- [Directions for this task] Every record below should be printed exactly as given.

[Data items]

+ + + + + + +

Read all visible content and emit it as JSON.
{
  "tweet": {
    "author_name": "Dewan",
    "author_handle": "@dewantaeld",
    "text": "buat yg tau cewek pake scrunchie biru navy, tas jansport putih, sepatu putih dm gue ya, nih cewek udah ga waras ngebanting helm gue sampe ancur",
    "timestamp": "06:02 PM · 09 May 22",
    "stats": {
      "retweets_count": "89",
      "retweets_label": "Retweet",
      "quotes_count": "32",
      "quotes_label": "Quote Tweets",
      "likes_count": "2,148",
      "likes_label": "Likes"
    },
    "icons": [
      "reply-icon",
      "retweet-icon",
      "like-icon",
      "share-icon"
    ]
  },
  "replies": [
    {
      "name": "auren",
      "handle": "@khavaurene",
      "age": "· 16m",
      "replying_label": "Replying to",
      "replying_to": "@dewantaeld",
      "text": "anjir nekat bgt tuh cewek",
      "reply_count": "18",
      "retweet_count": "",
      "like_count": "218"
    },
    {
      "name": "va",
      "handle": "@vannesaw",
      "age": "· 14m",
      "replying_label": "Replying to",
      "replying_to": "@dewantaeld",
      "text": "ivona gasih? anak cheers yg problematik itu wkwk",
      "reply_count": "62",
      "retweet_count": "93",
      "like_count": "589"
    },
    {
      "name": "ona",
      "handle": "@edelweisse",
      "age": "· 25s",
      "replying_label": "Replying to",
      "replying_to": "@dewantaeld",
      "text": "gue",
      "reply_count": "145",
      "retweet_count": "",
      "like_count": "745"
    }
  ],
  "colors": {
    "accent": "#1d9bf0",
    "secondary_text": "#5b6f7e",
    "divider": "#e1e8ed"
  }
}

+ + + + + + +

- [Output for this task]
Read all visible content and emit it as JSON.
{
  "tweet": {
    "author_name": "Dewan",
    "author_handle": "@dewantaeld",
    "text": "buat yg tau cewek pake scrunchie biru navy, tas jansport putih, sepatu putih dm gue ya, nih cewek udah ga waras ngebanting helm gue sampe ancur",
    "timestamp": "06:02 PM · 09 May 22",
    "stats": {
      "retweets_count": "89",
      "retweets_label": "Retweet",
      "quotes_count": "32",
      "quotes_label": "Quote Tweets",
      "likes_count": "2,148",
      "likes_label": "Likes"
    },
    "icons": [
      "reply-icon",
      "retweet-icon",
      "like-icon",
      "share-icon"
    ]
  },
  "replies": [
    {
      "name": "auren",
      "handle": "@khavaurene",
      "age": "· 16m",
      "replying_label": "Replying to",
      "replying_to": "@dewantaeld",
      "text": "anjir nekat bgt tuh cewek",
      "reply_count": "18",
      "retweet_count": "",
      "like_count": "218"
    },
    {
      "name": "va",
      "handle": "@vannesaw",
      "age": "· 14m",
      "replying_label": "Replying to",
      "replying_to": "@dewantaeld",
      "text": "ivona gasih? anak cheers yg problematik itu wkwk",
      "reply_count": "62",
      "retweet_count": "93",
      "like_count": "589"
    },
    {
      "name": "ona",
      "handle": "@edelweisse",
      "age": "· 25s",
      "replying_label": "Replying to",
      "replying_to": "@dewantaeld",
      "text": "gue",
      "reply_count": "145",
      "retweet_count": "",
      "like_count": "745"
    }
  ],
  "colors": {
    "accent": "#1d9bf0",
    "secondary_text": "#5b6f7e",
    "divider": "#e1e8ed"
  }
}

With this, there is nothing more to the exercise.